- Some records:

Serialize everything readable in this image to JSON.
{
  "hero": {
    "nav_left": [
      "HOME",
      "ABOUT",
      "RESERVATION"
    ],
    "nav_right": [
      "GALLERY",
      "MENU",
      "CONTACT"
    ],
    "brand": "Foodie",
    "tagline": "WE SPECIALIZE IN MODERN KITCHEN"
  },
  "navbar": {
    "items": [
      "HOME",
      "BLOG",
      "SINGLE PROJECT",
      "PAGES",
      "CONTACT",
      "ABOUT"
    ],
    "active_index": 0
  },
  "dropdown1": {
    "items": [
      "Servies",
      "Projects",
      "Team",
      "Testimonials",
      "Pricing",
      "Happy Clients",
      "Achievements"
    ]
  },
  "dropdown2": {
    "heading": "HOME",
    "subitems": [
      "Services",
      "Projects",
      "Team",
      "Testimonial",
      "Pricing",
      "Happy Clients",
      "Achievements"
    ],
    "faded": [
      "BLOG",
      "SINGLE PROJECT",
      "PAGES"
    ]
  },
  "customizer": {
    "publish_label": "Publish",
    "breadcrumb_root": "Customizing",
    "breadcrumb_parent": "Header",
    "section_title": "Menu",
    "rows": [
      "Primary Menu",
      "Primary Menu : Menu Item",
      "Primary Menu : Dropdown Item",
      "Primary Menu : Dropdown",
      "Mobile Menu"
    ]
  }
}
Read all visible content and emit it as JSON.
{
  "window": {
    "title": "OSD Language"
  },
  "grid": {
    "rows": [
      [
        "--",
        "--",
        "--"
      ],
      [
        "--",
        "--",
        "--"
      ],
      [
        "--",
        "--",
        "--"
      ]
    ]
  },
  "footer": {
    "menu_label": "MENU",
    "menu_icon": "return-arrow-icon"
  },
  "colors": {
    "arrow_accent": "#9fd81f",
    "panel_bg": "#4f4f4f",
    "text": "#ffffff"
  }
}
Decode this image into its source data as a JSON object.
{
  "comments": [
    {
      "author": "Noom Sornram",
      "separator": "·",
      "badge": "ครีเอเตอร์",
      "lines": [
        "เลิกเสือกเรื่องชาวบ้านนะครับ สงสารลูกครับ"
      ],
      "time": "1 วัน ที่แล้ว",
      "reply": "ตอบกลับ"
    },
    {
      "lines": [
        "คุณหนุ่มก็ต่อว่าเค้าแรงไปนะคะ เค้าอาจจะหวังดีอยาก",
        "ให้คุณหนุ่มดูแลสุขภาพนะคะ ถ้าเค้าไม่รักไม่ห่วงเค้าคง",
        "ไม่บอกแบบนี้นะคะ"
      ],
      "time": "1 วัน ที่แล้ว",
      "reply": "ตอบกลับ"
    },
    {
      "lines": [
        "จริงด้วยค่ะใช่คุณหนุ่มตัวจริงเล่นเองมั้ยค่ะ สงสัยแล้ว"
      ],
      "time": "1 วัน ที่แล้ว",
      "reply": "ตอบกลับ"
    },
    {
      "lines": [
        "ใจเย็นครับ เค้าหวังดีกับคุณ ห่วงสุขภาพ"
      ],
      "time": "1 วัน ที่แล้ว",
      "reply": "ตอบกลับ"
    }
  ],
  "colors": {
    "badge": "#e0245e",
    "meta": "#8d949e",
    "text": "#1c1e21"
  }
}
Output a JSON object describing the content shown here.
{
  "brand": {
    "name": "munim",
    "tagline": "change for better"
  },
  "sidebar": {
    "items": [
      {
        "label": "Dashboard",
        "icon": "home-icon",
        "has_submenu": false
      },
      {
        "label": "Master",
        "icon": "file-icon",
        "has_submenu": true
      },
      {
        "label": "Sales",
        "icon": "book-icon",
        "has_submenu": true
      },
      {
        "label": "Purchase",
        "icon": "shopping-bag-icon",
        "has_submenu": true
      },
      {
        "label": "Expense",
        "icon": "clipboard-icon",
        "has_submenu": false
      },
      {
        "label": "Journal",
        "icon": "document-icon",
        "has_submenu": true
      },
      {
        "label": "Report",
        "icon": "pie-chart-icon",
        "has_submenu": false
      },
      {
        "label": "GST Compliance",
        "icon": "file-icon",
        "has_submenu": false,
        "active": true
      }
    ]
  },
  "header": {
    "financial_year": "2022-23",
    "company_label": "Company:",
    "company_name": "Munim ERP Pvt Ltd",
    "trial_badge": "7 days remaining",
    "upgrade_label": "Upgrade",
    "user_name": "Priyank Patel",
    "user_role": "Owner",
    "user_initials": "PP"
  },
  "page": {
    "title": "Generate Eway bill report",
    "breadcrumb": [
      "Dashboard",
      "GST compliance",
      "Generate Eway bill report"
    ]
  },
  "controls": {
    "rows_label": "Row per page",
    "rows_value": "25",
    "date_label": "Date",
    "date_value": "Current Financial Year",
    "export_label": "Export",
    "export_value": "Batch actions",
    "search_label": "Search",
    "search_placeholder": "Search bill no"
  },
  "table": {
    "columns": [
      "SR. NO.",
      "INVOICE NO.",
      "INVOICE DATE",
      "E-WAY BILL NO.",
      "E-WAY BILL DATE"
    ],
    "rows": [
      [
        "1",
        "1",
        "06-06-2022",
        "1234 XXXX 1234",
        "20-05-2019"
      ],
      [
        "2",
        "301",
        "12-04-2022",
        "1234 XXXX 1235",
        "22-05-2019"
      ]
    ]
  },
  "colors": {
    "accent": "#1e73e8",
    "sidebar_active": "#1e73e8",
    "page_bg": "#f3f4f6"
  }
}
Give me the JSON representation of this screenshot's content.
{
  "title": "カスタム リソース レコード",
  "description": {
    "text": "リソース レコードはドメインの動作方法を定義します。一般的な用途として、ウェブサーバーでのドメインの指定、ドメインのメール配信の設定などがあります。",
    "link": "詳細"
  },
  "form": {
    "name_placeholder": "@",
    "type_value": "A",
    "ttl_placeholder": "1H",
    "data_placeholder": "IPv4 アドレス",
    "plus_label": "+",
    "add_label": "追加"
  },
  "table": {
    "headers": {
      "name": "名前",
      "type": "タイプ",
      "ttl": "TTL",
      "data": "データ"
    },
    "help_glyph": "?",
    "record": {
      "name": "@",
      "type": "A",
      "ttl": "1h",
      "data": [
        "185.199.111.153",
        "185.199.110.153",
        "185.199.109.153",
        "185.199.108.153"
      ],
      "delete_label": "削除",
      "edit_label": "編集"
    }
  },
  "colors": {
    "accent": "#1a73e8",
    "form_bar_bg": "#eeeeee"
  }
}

- REQUEST:
Send back each record exactly as it stands.

- THE RESPONSE:
Serialize everything readable in this image to JSON.
{
  "hero": {
    "nav_left": [
      "HOME",
      "ABOUT",
      "RESERVATION"
    ],
    "nav_right": [
      "GALLERY",
      "MENU",
      "CONTACT"
    ],
    "brand": "Foodie",
    "tagline": "WE SPECIALIZE IN MODERN KITCHEN"
  },
  "navbar": {
    "items": [
      "HOME",
      "BLOG",
      "SINGLE PROJECT",
      "PAGES",
      "CONTACT",
      "ABOUT"
    ],
    "active_index": 0
  },
  "dropdown1": {
    "items": [
      "Servies",
      "Projects",
      "Team",
      "Testimonials",
      "Pricing",
      "Happy Clients",
      "Achievements"
    ]
  },
  "dropdown2": {
    "heading": "HOME",
    "subitems": [
      "Services",
      "Projects",
      "Team",
      "Testimonial",
      "Pricing",
      "Happy Clients",
      "Achievements"
    ],
    "faded": [
      "BLOG",
      "SINGLE PROJECT",
      "PAGES"
    ]
  },
  "customizer": {
    "publish_label": "Publish",
    "breadcrumb_root": "Customizing",
    "breadcrumb_parent": "Header",
    "section_title": "Menu",
    "rows": [
      "Primary Menu",
      "Primary Menu : Menu Item",
      "Primary Menu : Dropdown Item",
      "Primary Menu : Dropdown",
      "Mobile Menu"
    ]
  }
}
Read all visible content and emit it as JSON.
{
  "window": {
    "title": "OSD Language"
  },
  "grid": {
    "rows": [
      [
        "--",
        "--",
        "--"
      ],
      [
        "--",
        "--",
        "--"
      ],
      [
        "--",
        "--",
        "--"
      ]
    ]
  },
  "footer": {
    "menu_label": "MENU",
    "menu_icon": "return-arrow-icon"
  },
  "colors": {
    "arrow_accent": "#9fd81f",
    "panel_bg": "#4f4f4f",
    "text": "#ffffff"
  }
}
Decode this image into its source data as a JSON object.
{
  "comments": [
    {
      "author": "Noom Sornram",
      "separator": "·",
      "badge": "ครีเอเตอร์",
      "lines": [
        "เลิกเสือกเรื่องชาวบ้านนะครับ สงสารลูกครับ"
      ],
      "time": "1 วัน ที่แล้ว",
      "reply": "ตอบกลับ"
    },
    {
      "lines": [
        "คุณหนุ่มก็ต่อว่าเค้าแรงไปนะคะ เค้าอาจจะหวังดีอยาก",
        "ให้คุณหนุ่มดูแลสุขภาพนะคะ ถ้าเค้าไม่รักไม่ห่วงเค้าคง",
        "ไม่บอกแบบนี้นะคะ"
      ],
      "time": "1 วัน ที่แล้ว",
      "reply": "ตอบกลับ"
    },
    {
      "lines": [
        "จริงด้วยค่ะใช่คุณหนุ่มตัวจริงเล่นเองมั้ยค่ะ สงสัยแล้ว"
      ],
      "time": "1 วัน ที่แล้ว",
      "reply": "ตอบกลับ"
    },
    {
      "lines": [
        "ใจเย็นครับ เค้าหวังดีกับคุณ ห่วงสุขภาพ"
      ],
      "time": "1 วัน ที่แล้ว",
      "reply": "ตอบกลับ"
    }
  ],
  "colors": {
    "badge": "#e0245e",
    "meta": "#8d949e",
    "text": "#1c1e21"
  }
}
Output a JSON object describing the content shown here.
{
  "brand": {
    "name": "munim",
    "tagline": "change for better"
  },
  "sidebar": {
    "items": [
      {
        "label": "Dashboard",
        "icon": "home-icon",
        "has_submenu": false
      },
      {
        "label": "Master",
        "icon": "file-icon",
        "has_submenu": true
      },
      {
        "label": "Sales",
        "icon": "book-icon",
        "has_submenu": true
      },
      {
        "label": "Purchase",
        "icon": "shopping-bag-icon",
        "has_submenu": true
      },
      {
        "label": "Expense",
        "icon": "clipboard-icon",
        "has_submenu": false
      },
      {
        "label": "Journal",
        "icon": "document-icon",
        "has_submenu": true
      },
      {
        "label": "Report",
        "icon": "pie-chart-icon",
        "has_submenu": false
      },
      {
        "label": "GST Compliance",
        "icon": "file-icon",
        "has_submenu": false,
        "active": true
      }
    ]
  },
  "header": {
    "financial_year": "2022-23",
    "company_label": "Company:",
    "company_name": "Munim ERP Pvt Ltd",
    "trial_badge": "7 days remaining",
    "upgrade_label": "Upgrade",
    "user_name": "Priyank Patel",
    "user_role": "Owner",
    "user_initials": "PP"
  },
  "page": {
    "title": "Generate Eway bill report",
    "breadcrumb": [
      "Dashboard",
      "GST compliance",
      "Generate Eway bill report"
    ]
  },
  "controls": {
    "rows_label": "Row per page",
    "rows_value": "25",
    "date_label": "Date",
    "date_value": "Current Financial Year",
    "export_label": "Export",
    "export_value": "Batch actions",
    "search_label": "Search",
    "search_placeholder": "Search bill no"
  },
  "table": {
    "columns": [
      "SR. NO.",
      "INVOICE NO.",
      "INVOICE DATE",
      "E-WAY BILL NO.",
      "E-WAY BILL DATE"
    ],
    "rows": [
      [
        "1",
        "1",
        "06-06-2022",
        "1234 XXXX 1234",
        "20-05-2019"
      ],
      [
        "2",
        "301",
        "12-04-2022",
        "1234 XXXX 1235",
        "22-05-2019"
      ]
    ]
  },
  "colors": {
    "accent": "#1e73e8",
    "sidebar_active": "#1e73e8",
    "page_bg": "#f3f4f6"
  }
}
Give me the JSON representation of this screenshot's content.
{
  "title": "カスタム リソース レコード",
  "description": {
    "text": "リソース レコードはドメインの動作方法を定義します。一般的な用途として、ウェブサーバーでのドメインの指定、ドメインのメール配信の設定などがあります。",
    "link": "詳細"
  },
  "form": {
    "name_placeholder": "@",
    "type_value": "A",
    "ttl_placeholder": "1H",
    "data_placeholder": "IPv4 アドレス",
    "plus_label": "+",
    "add_label": "追加"
  },
  "table": {
    "headers": {
      "name": "名前",
      "type": "タイプ",
      "ttl": "TTL",
      "data": "データ"
    },
    "help_glyph": "?",
    "record": {
      "name": "@",
      "type": "A",
      "ttl": "1h",
      "data": [
        "185.199.111.153",
        "185.199.110.153",
        "185.199.109.153",
        "185.199.108.153"
      ],
      "delete_label": "削除",
      "edit_label": "編集"
    }
  },
  "colors": {
    "accent": "#1a73e8",
    "form_bar_bg": "#eeeeee"
  }
}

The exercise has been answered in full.